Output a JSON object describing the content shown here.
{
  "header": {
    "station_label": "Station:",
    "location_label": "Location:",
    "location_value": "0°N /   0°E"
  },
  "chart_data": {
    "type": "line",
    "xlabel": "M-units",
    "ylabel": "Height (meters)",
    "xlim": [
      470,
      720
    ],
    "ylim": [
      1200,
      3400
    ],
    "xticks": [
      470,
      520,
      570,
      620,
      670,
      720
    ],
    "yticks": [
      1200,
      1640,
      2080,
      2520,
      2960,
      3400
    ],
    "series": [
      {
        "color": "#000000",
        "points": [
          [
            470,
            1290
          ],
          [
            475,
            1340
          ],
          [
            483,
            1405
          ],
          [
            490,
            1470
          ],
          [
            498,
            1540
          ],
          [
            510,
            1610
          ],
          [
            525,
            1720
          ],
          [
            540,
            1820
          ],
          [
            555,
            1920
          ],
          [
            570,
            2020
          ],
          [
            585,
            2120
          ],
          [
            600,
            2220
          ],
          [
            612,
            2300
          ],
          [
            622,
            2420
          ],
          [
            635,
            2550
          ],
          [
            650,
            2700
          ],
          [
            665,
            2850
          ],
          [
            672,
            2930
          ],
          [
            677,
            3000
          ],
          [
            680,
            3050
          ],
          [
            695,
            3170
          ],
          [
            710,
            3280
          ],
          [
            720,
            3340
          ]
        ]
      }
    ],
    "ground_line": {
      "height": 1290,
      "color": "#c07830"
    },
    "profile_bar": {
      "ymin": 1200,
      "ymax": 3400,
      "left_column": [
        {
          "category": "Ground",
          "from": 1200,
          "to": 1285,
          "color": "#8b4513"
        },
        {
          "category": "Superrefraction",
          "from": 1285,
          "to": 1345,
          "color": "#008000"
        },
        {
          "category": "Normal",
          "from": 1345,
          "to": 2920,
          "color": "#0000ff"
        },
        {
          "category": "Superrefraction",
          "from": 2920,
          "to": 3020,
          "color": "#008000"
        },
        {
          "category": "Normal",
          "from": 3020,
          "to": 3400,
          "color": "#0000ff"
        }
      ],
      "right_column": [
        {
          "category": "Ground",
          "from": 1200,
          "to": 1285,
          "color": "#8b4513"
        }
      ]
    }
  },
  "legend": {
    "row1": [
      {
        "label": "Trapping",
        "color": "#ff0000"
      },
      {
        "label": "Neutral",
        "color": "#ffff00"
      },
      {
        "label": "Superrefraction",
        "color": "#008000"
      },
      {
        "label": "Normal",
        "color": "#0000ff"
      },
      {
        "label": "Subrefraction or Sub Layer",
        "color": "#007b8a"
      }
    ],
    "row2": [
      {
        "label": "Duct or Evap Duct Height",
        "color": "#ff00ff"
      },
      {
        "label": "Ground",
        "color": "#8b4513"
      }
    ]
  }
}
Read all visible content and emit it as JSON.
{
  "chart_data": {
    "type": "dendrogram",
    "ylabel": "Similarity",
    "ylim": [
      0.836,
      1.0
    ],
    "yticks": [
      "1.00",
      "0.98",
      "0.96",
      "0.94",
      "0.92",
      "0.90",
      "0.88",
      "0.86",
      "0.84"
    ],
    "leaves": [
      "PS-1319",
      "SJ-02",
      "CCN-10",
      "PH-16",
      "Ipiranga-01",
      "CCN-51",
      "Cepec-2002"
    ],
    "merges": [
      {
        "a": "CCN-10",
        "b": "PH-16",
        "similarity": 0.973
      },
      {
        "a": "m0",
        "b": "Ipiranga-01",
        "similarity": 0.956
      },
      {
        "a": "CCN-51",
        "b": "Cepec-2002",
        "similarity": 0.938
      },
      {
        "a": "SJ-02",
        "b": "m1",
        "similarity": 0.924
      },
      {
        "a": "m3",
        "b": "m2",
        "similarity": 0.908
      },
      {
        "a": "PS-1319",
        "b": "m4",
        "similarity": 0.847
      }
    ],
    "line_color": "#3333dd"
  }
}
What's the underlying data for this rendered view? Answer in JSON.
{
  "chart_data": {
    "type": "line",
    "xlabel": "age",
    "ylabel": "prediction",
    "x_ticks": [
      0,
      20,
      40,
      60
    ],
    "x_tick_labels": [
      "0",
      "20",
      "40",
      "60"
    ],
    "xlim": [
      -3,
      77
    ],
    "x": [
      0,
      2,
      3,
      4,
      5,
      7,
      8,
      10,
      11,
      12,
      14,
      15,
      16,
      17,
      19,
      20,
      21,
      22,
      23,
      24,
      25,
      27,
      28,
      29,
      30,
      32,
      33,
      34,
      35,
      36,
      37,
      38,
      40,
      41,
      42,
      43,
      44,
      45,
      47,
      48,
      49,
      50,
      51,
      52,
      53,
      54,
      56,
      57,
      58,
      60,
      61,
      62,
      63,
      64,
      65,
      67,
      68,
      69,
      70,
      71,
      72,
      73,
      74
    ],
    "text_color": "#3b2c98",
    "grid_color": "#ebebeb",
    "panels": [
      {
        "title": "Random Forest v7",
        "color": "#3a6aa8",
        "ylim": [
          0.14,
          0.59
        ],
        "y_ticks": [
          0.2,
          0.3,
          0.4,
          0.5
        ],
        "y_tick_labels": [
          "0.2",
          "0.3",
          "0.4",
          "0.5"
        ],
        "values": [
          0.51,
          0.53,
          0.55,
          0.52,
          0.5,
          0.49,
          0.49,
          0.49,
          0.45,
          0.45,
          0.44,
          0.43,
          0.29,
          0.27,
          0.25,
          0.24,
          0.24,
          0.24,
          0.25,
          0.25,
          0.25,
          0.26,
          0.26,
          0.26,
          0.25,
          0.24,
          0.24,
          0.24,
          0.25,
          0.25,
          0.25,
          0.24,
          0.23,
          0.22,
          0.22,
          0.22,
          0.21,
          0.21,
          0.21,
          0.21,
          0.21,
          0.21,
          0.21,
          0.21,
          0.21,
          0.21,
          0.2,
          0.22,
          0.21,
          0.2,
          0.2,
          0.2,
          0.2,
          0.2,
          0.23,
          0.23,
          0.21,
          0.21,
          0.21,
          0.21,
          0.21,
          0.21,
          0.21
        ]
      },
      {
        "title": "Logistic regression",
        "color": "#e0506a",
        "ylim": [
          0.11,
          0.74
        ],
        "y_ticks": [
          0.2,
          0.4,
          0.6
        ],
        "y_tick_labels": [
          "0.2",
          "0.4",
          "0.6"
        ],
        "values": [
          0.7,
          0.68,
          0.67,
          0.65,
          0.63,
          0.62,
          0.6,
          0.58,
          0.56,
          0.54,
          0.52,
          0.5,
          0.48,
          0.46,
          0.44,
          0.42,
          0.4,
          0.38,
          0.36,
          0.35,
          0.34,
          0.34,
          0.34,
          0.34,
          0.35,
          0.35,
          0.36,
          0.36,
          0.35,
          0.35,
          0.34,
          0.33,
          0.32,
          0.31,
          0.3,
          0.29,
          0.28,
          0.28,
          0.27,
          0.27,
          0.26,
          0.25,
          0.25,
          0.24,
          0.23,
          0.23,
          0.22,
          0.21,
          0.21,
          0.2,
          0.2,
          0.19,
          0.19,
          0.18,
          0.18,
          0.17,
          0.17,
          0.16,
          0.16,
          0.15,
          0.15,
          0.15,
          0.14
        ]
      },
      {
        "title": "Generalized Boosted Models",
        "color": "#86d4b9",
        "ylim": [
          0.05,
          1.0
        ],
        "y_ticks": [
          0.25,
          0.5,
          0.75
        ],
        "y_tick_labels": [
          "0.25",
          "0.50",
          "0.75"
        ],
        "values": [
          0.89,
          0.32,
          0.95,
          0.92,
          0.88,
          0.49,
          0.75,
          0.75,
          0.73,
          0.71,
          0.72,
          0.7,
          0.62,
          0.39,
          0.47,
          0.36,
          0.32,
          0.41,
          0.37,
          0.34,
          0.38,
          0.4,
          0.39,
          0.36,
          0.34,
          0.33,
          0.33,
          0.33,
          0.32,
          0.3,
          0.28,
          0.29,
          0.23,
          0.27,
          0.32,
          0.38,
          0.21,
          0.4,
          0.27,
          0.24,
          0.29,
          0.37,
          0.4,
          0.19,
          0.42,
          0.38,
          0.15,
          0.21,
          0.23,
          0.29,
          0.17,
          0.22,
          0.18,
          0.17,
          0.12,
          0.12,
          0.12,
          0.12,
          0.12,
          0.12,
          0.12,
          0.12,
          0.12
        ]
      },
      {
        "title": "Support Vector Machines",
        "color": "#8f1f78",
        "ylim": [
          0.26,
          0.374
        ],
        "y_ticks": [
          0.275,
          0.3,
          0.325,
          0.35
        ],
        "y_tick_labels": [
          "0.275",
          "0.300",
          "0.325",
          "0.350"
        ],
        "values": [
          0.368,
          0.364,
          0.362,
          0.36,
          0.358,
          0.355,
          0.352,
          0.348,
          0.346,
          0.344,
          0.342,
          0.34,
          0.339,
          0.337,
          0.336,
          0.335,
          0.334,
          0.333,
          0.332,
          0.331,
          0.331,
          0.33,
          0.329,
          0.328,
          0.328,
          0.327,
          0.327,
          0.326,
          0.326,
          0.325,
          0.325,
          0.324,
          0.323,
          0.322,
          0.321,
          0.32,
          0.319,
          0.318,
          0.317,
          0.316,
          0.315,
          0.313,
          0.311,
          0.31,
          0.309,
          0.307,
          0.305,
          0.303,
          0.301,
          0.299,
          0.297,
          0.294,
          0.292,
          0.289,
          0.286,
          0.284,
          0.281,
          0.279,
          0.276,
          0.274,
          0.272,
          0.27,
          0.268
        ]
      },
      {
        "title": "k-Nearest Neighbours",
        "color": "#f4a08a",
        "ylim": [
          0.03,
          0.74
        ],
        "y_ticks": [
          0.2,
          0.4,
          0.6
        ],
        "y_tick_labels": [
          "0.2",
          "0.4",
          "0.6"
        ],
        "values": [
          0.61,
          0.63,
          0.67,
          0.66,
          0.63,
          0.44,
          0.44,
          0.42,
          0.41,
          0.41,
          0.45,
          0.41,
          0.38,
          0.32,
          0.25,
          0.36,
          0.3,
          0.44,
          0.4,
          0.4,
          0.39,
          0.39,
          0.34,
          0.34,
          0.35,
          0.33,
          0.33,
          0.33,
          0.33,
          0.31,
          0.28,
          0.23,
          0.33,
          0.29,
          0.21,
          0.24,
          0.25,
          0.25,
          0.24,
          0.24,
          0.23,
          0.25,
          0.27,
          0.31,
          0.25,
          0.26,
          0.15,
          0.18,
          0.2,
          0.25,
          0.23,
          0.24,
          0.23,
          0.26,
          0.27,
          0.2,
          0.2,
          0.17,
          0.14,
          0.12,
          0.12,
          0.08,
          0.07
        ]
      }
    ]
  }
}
____________________
* TASK *
Your answer should be a single number: the count of lines that contain "title".

* SOLUTION BELOW *
5